» **The request**
Note each line where "website" appears, and copy it.

» **Materials provided**

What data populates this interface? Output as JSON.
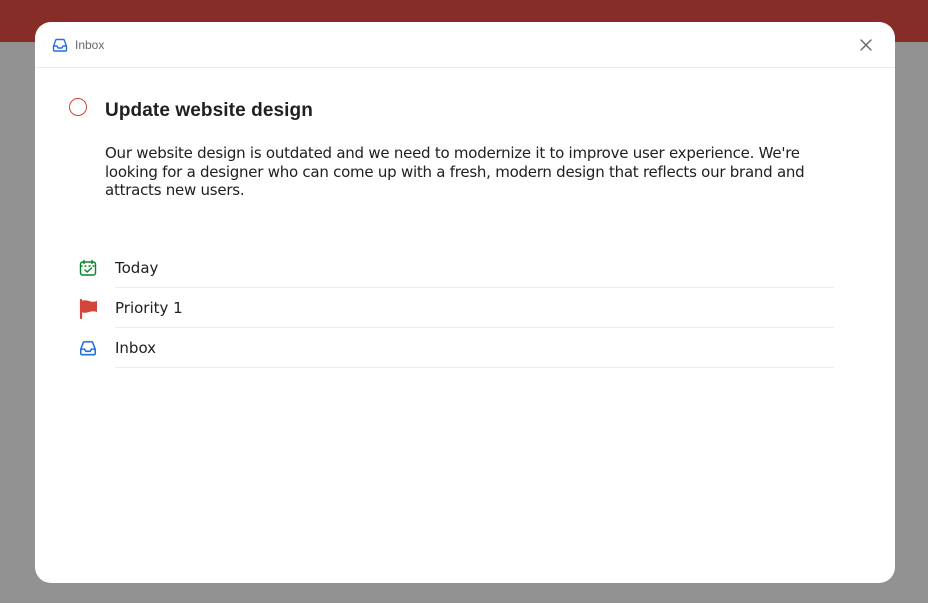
{
  "header": {
    "breadcrumb_label": "Inbox",
    "breadcrumb_icon": "inbox-icon",
    "close_icon": "close-icon"
  },
  "task": {
    "title": "Update website design",
    "description": "Our website design is outdated and we need to modernize it to improve user experience. We're looking for a designer who can come up with a fresh, modern design that reflects our brand and attracts new users.",
    "completed": false
  },
  "attributes": [
    {
      "label": "Today",
      "icon": "calendar-today-icon",
      "color": "#058527"
    },
    {
      "label": "Priority 1",
      "icon": "flag-icon",
      "color": "#d1453b"
    },
    {
      "label": "Inbox",
      "icon": "inbox-icon",
      "color": "#246fe0"
    }
  ],
  "colors": {
    "accent": "#d1453b",
    "topbar": "#862d27",
    "overlay": "#929292"
  }
}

» **Response to this task**
    "title": "Update website design",
    "description": "Our website design is outdated and we need to modernize it to improve user experience. We're looking for a designer who can come up with a fresh, modern design that reflects our brand and attracts new users.",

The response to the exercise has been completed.